## BEGIN
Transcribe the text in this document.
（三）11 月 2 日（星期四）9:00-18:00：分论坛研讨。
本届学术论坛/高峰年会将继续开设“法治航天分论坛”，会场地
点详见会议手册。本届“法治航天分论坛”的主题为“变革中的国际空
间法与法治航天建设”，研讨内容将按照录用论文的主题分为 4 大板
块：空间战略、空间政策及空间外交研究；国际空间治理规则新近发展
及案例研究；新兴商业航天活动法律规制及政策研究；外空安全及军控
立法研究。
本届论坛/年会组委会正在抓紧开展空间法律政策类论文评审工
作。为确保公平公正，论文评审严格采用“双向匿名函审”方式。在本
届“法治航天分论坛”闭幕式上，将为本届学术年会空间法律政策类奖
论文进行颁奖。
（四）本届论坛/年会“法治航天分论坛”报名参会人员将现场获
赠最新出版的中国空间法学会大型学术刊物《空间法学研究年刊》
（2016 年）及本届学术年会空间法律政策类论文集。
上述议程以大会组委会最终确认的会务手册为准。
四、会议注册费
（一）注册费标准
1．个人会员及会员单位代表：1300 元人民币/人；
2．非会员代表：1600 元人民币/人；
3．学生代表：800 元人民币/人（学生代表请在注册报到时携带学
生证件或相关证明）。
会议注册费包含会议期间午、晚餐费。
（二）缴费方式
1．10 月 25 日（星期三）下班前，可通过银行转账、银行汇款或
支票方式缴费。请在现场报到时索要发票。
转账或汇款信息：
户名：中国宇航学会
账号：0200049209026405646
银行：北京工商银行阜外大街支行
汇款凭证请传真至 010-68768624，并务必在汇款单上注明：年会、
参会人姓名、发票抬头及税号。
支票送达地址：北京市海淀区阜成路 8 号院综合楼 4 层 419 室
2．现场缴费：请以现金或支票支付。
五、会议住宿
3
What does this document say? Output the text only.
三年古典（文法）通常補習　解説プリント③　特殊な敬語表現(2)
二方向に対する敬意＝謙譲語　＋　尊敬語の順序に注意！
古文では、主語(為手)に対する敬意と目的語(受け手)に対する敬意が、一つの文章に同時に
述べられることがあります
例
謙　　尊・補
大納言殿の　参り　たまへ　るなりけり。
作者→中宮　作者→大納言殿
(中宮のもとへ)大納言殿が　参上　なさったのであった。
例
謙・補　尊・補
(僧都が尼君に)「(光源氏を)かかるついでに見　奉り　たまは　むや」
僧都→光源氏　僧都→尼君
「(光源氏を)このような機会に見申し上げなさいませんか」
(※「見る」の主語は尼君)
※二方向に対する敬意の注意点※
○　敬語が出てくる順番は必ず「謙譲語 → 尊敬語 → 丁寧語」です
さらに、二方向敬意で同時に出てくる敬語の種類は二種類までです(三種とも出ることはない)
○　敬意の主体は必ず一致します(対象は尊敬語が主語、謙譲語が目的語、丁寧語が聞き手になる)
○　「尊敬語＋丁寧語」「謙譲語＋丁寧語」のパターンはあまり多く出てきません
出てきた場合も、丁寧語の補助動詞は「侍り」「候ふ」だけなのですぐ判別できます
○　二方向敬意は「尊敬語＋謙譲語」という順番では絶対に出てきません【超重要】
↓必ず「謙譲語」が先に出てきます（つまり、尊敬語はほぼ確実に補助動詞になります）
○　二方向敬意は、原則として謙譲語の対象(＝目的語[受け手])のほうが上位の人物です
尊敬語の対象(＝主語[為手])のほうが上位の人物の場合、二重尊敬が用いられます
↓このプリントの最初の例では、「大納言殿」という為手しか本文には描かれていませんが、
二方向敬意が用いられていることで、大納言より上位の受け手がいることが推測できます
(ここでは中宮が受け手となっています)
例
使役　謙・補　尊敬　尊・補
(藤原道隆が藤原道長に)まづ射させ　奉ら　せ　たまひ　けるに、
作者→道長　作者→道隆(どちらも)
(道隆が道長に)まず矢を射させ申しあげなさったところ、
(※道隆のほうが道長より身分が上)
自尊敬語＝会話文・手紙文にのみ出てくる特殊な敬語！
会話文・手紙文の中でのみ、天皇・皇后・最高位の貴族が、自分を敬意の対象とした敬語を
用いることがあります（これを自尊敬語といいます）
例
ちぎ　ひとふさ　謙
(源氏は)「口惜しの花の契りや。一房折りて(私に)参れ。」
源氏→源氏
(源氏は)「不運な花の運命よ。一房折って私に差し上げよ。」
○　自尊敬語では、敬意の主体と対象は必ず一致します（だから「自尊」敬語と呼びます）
## END
Copy out the lines in which the string "二方向敬意は" appears.

EXPECTED ANSWER
○　二方向敬意は「尊敬語＋謙譲語」という順番では絶対に出てきません【超重要】
○　二方向敬意は、原則として謙譲語の対象(＝目的語[受け手])のほうが上位の人物です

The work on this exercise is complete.